Your goal: Filter out everything except lines holding "plaatsen".

**** Records to process

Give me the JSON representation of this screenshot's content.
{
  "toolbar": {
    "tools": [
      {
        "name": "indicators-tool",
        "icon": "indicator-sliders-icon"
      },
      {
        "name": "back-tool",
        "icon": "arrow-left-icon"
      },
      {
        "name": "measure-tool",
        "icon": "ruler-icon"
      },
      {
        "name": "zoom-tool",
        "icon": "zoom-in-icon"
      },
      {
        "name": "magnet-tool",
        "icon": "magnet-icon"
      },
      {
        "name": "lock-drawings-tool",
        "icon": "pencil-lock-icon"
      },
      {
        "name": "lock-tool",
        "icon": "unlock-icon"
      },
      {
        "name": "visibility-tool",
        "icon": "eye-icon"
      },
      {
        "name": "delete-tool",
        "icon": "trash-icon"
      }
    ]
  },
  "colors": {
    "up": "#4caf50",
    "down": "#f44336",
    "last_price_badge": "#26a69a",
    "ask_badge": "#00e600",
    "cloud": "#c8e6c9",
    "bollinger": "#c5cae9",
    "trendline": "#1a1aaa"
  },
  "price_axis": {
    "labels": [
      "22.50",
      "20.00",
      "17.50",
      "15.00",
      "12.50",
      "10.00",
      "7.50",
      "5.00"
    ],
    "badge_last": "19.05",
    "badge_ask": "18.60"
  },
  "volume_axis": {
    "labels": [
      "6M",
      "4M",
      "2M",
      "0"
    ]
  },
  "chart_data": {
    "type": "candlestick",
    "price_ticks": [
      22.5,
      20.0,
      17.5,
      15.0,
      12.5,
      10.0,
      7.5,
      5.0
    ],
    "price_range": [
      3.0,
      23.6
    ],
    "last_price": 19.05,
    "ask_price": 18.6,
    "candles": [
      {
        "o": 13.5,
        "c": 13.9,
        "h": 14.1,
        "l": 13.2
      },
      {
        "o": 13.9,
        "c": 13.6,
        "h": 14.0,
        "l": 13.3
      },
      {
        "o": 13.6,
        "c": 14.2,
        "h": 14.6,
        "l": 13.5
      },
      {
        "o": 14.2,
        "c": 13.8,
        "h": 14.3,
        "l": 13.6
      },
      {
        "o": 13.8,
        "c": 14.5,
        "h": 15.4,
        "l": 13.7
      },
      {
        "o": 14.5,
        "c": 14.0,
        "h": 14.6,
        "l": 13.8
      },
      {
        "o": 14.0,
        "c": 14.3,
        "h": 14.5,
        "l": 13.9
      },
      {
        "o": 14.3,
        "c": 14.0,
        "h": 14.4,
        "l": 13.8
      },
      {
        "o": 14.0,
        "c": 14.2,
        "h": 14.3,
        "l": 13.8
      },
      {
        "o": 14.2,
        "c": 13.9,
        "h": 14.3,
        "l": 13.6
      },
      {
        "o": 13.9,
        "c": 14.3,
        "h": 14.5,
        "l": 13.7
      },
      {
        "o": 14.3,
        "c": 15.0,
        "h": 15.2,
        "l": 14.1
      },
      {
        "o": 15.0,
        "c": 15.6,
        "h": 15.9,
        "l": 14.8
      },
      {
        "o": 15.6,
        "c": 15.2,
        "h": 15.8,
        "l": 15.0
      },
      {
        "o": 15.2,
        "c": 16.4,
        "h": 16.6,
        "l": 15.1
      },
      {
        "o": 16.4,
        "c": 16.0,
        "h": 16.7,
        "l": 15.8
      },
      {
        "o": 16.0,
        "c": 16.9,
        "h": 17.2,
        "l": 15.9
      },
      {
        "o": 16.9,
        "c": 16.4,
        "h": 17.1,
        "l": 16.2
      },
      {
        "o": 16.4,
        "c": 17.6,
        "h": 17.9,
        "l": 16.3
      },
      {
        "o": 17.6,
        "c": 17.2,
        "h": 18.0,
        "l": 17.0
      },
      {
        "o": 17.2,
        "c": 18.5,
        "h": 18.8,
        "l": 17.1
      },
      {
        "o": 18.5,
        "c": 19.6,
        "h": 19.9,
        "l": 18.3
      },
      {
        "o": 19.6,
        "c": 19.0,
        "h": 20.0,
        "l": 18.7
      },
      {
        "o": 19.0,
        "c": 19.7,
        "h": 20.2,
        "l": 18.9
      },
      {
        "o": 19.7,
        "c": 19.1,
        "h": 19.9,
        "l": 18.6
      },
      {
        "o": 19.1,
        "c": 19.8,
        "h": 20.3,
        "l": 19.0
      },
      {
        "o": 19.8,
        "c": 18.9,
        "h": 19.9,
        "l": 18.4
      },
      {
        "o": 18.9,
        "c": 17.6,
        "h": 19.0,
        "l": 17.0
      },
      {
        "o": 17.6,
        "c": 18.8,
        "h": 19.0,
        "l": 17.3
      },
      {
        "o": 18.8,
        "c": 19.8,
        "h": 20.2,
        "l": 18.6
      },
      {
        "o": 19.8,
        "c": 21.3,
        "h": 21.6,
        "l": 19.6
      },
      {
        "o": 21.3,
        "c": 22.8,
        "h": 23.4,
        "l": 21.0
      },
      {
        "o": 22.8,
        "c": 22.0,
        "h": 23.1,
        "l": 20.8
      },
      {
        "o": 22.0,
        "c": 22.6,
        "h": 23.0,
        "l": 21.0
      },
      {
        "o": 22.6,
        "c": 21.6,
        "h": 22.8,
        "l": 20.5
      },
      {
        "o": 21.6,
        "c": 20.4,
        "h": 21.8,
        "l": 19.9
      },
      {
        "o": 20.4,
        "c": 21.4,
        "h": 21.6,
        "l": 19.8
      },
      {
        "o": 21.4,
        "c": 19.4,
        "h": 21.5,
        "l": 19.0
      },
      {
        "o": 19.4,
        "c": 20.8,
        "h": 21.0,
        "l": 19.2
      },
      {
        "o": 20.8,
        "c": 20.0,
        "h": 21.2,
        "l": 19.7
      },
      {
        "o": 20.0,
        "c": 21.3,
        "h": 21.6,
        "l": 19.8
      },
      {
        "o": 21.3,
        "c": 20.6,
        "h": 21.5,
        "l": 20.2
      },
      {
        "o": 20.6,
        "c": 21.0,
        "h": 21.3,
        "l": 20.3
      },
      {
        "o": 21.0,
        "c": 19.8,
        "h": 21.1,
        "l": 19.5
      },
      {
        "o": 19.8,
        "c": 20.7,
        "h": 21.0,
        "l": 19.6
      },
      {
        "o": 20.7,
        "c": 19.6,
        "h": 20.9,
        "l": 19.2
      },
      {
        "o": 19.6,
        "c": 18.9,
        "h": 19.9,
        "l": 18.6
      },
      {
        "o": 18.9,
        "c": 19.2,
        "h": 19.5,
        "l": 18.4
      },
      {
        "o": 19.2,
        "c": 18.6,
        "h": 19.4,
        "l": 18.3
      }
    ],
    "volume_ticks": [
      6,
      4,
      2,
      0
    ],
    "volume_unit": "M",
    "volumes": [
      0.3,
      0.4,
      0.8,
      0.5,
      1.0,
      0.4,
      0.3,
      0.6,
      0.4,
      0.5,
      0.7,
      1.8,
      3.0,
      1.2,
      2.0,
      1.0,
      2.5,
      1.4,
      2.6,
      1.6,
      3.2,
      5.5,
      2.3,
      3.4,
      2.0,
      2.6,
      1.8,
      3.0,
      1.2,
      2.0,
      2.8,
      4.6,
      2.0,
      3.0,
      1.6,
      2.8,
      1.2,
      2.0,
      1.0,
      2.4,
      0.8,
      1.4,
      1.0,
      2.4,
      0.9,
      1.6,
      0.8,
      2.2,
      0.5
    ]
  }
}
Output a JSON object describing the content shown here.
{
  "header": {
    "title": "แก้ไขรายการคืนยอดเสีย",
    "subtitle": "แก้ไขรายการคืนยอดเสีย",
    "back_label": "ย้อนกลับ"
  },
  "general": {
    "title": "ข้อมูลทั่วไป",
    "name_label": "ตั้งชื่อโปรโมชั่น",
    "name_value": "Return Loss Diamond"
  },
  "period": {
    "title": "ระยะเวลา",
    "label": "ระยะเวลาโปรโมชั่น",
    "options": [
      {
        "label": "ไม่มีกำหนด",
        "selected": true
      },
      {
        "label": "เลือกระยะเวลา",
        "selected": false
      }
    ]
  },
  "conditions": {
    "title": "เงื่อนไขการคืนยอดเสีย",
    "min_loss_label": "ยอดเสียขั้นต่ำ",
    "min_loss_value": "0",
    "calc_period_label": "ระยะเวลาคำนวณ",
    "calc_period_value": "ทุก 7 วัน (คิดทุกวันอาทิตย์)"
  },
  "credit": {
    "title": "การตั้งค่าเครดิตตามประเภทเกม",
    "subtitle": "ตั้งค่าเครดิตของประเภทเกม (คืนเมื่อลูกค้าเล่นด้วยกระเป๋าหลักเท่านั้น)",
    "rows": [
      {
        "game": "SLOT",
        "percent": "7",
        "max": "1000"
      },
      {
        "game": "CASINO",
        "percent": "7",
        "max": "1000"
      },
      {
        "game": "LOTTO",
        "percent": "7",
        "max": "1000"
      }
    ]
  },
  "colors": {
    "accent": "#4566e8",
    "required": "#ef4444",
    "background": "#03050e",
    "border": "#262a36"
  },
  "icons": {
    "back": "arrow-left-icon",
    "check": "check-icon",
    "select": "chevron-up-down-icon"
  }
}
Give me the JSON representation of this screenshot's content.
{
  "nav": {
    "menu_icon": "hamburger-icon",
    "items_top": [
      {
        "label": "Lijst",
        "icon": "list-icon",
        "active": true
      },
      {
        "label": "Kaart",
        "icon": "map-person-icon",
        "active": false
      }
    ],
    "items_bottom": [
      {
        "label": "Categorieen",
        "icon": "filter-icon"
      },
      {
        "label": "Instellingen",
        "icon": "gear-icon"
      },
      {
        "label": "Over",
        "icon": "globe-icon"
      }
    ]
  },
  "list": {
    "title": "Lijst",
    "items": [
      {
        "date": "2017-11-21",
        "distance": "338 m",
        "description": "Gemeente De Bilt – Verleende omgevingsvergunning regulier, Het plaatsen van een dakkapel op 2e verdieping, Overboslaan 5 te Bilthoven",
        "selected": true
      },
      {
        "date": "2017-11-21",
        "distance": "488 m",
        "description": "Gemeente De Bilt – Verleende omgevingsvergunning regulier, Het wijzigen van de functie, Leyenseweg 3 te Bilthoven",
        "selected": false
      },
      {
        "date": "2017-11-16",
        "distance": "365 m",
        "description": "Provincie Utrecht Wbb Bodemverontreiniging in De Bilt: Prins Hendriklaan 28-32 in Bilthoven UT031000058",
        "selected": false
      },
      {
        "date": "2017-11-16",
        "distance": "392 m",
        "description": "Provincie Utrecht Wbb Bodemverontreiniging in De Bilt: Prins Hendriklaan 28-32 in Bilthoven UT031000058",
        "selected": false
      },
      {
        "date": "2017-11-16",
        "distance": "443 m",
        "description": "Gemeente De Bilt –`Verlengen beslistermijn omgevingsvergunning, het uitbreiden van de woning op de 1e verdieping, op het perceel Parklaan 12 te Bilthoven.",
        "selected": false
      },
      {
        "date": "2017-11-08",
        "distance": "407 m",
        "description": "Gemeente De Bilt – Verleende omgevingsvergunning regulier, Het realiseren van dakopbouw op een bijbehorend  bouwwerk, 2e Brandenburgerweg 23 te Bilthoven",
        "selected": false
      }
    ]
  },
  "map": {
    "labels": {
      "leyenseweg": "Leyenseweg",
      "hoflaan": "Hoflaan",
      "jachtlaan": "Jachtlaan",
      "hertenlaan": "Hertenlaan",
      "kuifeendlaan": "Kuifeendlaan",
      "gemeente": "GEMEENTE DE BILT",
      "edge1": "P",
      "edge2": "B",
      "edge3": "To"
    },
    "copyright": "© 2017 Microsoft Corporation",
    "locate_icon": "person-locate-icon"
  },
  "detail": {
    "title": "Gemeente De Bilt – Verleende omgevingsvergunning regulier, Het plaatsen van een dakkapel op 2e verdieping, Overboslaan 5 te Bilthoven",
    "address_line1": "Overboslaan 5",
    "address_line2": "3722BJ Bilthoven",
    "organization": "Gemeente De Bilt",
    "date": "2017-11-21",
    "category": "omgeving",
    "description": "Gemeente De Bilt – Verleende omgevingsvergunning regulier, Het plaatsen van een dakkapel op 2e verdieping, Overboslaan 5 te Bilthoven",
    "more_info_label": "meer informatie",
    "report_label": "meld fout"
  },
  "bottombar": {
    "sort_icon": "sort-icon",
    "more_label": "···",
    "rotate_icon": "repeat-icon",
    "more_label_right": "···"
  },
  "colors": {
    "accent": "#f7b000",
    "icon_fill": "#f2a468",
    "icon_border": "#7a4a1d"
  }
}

********

Solution:
        "description": "Gemeente De Bilt – Verleende omgevingsvergunning regulier, Het plaatsen van een dakkapel op 2e verdieping, Overboslaan 5 te Bilthoven",
    "title": "Gemeente De Bilt – Verleende omgevingsvergunning regulier, Het plaatsen van een dakkapel op 2e verdieping, Overboslaan 5 te Bilthoven",
    "description": "Gemeente De Bilt – Verleende omgevingsvergunning regulier, Het plaatsen van een dakkapel op 2e verdieping, Overboslaan 5 te Bilthoven",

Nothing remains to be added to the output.